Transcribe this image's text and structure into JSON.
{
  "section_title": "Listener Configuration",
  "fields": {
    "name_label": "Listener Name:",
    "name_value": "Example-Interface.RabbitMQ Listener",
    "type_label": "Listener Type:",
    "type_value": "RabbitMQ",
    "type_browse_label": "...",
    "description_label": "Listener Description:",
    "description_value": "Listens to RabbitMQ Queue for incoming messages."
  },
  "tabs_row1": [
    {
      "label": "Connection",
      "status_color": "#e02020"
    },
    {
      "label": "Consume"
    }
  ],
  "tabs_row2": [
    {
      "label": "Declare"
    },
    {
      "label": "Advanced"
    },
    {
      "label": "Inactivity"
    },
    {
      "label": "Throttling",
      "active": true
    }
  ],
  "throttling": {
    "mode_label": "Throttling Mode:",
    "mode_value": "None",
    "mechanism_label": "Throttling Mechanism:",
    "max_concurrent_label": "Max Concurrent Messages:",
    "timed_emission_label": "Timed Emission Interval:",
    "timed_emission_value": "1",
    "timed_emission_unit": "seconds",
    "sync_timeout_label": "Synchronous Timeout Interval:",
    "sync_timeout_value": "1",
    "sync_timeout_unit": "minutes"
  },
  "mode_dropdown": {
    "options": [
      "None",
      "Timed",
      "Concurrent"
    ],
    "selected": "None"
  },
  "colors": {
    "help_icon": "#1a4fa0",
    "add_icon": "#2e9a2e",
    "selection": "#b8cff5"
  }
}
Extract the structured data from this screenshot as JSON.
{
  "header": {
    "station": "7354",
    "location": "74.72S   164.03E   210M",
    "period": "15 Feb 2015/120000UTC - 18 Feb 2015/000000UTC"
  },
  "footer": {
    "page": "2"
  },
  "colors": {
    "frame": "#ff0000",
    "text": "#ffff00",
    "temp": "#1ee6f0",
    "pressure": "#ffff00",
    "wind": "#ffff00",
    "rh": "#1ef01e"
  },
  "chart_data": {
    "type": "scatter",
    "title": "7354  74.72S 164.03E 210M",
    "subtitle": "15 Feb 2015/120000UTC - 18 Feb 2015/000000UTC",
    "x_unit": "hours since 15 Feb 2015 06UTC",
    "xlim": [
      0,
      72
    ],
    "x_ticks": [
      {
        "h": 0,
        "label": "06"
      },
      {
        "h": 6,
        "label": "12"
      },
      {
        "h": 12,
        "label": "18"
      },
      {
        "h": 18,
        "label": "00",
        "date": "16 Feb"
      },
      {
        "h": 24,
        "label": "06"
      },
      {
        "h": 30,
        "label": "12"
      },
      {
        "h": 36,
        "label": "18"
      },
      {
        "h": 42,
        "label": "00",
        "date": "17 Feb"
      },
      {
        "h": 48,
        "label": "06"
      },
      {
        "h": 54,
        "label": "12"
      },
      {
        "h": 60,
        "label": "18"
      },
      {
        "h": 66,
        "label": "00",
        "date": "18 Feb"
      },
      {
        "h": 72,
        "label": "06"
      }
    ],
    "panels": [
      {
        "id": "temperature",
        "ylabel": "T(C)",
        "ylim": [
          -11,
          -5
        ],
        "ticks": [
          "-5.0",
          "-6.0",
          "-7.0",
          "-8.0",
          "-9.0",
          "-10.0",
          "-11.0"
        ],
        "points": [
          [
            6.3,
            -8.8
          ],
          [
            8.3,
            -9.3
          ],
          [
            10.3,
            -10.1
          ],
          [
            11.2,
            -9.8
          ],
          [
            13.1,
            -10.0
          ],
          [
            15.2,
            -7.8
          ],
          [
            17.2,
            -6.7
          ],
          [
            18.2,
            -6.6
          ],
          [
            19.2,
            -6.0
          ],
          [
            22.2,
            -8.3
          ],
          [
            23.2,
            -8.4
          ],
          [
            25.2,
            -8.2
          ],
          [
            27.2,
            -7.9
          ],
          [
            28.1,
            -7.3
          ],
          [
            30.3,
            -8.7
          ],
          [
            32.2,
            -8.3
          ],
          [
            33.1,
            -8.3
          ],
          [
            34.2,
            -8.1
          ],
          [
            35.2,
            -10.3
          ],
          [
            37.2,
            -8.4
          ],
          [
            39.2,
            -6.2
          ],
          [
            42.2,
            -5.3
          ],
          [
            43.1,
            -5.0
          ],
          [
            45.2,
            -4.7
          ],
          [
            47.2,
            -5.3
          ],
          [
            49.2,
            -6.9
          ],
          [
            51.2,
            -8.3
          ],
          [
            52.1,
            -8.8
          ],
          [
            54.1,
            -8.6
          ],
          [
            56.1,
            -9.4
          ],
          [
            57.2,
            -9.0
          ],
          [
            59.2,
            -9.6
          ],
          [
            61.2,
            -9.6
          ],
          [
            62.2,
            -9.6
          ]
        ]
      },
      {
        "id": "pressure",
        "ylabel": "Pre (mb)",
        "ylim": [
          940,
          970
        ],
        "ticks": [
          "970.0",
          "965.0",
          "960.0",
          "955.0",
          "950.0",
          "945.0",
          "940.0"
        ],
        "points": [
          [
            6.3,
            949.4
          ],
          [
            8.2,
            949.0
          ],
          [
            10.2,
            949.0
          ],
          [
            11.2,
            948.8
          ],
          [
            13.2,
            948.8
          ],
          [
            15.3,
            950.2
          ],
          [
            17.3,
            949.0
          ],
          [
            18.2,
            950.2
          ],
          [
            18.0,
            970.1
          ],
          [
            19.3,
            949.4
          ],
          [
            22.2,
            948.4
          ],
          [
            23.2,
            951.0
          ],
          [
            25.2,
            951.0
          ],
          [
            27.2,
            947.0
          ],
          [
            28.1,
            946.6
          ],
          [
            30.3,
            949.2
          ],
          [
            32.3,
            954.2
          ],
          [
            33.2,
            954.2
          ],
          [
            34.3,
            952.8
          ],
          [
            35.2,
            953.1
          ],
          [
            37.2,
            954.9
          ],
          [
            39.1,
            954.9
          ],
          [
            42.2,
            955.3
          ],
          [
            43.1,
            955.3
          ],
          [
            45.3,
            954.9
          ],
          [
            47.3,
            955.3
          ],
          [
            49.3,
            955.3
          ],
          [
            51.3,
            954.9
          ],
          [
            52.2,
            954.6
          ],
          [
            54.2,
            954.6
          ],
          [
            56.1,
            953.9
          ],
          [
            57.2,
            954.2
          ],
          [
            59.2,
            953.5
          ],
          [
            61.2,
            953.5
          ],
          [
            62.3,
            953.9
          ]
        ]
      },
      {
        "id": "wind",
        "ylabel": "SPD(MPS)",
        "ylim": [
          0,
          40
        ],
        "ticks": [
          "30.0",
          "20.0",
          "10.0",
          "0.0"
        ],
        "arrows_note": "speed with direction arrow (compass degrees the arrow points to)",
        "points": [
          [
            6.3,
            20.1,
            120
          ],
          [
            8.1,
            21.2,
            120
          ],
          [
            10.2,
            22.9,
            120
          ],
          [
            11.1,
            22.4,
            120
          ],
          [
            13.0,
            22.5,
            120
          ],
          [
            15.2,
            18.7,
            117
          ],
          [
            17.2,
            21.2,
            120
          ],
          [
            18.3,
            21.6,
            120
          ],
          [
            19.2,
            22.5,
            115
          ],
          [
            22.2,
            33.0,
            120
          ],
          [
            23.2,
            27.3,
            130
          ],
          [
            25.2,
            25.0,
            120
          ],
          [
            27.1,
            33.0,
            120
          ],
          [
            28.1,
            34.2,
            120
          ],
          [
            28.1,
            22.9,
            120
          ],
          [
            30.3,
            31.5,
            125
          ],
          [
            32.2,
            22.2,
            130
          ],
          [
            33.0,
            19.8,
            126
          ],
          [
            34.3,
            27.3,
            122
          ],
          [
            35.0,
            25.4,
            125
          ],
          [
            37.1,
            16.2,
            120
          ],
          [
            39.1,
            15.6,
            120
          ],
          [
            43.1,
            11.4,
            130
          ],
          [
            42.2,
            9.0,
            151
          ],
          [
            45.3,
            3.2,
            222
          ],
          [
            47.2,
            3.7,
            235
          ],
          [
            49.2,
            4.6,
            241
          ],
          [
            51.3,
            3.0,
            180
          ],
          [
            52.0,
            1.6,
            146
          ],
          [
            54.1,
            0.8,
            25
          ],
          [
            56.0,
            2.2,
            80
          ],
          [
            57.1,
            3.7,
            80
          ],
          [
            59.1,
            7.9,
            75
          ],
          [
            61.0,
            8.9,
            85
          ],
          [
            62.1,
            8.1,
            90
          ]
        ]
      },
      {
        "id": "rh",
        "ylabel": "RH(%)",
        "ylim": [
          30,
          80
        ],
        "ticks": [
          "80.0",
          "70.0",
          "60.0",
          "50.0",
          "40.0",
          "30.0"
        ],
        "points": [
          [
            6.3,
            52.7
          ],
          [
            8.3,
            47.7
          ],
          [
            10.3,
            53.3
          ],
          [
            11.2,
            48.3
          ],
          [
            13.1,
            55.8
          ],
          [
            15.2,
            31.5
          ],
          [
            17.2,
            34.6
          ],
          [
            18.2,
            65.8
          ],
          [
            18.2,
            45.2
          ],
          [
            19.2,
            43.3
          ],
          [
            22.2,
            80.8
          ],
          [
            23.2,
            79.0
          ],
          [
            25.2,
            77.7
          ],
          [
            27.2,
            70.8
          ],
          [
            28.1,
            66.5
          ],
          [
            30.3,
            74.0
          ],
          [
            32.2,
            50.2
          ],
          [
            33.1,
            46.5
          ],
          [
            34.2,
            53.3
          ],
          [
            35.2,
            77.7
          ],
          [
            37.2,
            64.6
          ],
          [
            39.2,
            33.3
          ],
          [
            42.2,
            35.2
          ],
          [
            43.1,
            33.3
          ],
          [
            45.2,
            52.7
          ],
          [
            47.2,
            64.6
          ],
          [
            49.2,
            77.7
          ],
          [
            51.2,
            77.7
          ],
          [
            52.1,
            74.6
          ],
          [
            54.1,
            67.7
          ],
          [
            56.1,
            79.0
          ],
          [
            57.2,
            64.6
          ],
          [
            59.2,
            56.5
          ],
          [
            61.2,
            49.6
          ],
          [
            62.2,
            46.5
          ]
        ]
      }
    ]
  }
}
--------------------
In the entries above, find every line with the word "text" and list it.

### FINISHED ANSWER:
Transcribe this image's text and structure into JSON.
    "text": "#ffff00",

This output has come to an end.